Note : 4/5
Il semblerait que les grands couturiers bénéficient d’un intérêt concurrent chez les cinéastes. Après Coco Chanel, c’est au tour d’Yves Saint Laurent de donner lieu à la sortie, à quelques mois d’intervalle, de deux films.
On a beaucoup épilogué sur la "légitimité" de l’un et l"interdiction" de l’autre, Pierre Bergé se posant encore en gardien d’un temple (financier) dont il faut préserver l’image. L’image : voilà bien ce qui fait le sujet de ce Saint Laurent, réalisé par Bertrand Bonello, déjà fin observateur des froissements d’étoffes dans L’Apollonide.
Pas question, ici, de déterminer lequel des deux films est le "meilleur" – d’autant plus que je n’ai pas vu le précédent. On se contentera de défendre l’ambition de ce Saint Laurent-ci qui, après tant de vains débats, convainc et séduit.
© 2014 MANDARIN CINEMA – EUROPACORP – ORANGE STUDIO – ARTE FRANCE CINEMA – SCOPE PICTURES : CAROLE BETHUEL
Le film se concentre essentiellement sur la période 1967-1976. Pas de marche jusqu’au sommet : Yves Saint Laurent est déjà au faîte de sa gloire, son nom est une marque qui se vend bien, et l’argent coule à flots tandis que passe une décennie de grande émulation sociale et artistique.

Données fournies:
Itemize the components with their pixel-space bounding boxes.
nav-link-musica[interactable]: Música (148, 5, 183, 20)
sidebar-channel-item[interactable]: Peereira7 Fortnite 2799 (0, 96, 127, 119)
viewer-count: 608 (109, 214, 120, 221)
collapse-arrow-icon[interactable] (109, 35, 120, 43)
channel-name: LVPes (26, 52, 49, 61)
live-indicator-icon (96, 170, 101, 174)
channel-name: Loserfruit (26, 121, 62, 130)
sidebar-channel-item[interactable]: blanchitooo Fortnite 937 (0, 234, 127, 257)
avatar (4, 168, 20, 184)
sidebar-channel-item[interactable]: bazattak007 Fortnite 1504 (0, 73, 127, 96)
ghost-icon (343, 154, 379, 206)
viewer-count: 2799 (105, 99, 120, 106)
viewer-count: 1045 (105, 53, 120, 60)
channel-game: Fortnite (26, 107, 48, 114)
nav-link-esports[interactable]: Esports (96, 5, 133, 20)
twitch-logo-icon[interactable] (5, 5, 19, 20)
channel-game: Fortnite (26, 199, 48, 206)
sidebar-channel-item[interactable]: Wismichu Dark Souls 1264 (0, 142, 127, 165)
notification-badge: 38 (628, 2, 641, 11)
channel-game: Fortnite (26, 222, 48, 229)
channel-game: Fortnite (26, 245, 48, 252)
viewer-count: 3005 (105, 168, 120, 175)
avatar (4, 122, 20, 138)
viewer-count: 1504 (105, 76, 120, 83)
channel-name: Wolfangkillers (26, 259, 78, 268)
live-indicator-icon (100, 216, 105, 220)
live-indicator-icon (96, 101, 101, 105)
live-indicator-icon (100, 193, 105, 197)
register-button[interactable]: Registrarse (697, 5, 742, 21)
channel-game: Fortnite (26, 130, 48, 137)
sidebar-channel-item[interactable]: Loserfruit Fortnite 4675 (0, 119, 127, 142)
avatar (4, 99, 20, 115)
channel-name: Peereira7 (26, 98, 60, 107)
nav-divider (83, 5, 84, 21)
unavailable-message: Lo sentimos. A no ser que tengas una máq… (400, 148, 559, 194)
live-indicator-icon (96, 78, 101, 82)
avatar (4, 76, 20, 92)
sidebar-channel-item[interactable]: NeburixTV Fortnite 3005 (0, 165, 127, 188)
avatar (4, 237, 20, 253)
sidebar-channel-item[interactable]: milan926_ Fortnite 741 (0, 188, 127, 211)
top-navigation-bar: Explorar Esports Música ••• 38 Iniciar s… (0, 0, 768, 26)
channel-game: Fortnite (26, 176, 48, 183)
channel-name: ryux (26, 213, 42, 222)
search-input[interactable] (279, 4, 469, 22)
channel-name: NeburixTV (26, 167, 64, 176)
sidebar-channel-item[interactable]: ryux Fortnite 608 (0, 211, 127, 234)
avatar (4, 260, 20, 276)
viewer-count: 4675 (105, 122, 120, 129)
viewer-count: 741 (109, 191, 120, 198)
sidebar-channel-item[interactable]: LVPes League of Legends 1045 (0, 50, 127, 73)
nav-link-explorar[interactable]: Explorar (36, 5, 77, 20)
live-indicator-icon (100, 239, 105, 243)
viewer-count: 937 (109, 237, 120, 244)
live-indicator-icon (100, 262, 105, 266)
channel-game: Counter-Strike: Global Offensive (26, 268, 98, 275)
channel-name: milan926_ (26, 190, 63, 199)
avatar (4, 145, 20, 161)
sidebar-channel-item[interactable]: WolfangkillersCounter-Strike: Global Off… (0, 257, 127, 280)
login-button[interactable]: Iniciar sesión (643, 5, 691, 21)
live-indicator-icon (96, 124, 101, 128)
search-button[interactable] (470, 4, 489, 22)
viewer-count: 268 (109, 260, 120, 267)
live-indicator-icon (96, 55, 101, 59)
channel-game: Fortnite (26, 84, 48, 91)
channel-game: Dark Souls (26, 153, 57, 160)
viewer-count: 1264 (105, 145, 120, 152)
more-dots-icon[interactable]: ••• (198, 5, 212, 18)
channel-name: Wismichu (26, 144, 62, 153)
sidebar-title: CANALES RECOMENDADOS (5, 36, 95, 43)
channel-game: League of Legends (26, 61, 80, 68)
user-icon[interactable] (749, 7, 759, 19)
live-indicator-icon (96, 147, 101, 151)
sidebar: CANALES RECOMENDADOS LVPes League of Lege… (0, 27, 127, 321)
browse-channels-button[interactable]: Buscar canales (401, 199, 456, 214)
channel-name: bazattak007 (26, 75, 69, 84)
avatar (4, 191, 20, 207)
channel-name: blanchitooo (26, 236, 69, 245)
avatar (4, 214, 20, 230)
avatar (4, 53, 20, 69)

Liste des tâches:
1 > Recopiez à l'identique le passage de la critique de Saint Laurent qui va de « On a beaucoup » jusqu'à « convainc et séduit. ».
2 > Reproduisez telles quelles, s'il vous plaît, les lignes des données fournies, de la toute première jusqu'à celle qui contient « viewer-count: 608 (109, 214, 120, 221) » incluse, et rien d'autre.

Réponses par tâche:
1 >
On a beaucoup épilogué sur la "légitimité" de l’un et l"interdiction" de l’autre, Pierre Bergé se posant encore en gardien d’un temple (financier) dont il faut préserver l’image. L’image : voilà bien ce qui fait le sujet de ce Saint Laurent, réalisé par Bertrand Bonello, déjà fin observateur des froissements d’étoffes dans L’Apollonide.
Pas question, ici, de déterminer lequel des deux films est le "meilleur" – d’autant plus que je n’ai pas vu le précédent. On se contentera de défendre l’ambition de ce Saint Laurent-ci qui, après tant de vains débats, convainc et séduit.

2 >
Itemize the components with their pixel-space bounding boxes.
nav-link-musica[interactable]: Música (148, 5, 183, 20)
sidebar-channel-item[interactable]: Peereira7 Fortnite 2799 (0, 96, 127, 119)
viewer-count: 608 (109, 214, 120, 221)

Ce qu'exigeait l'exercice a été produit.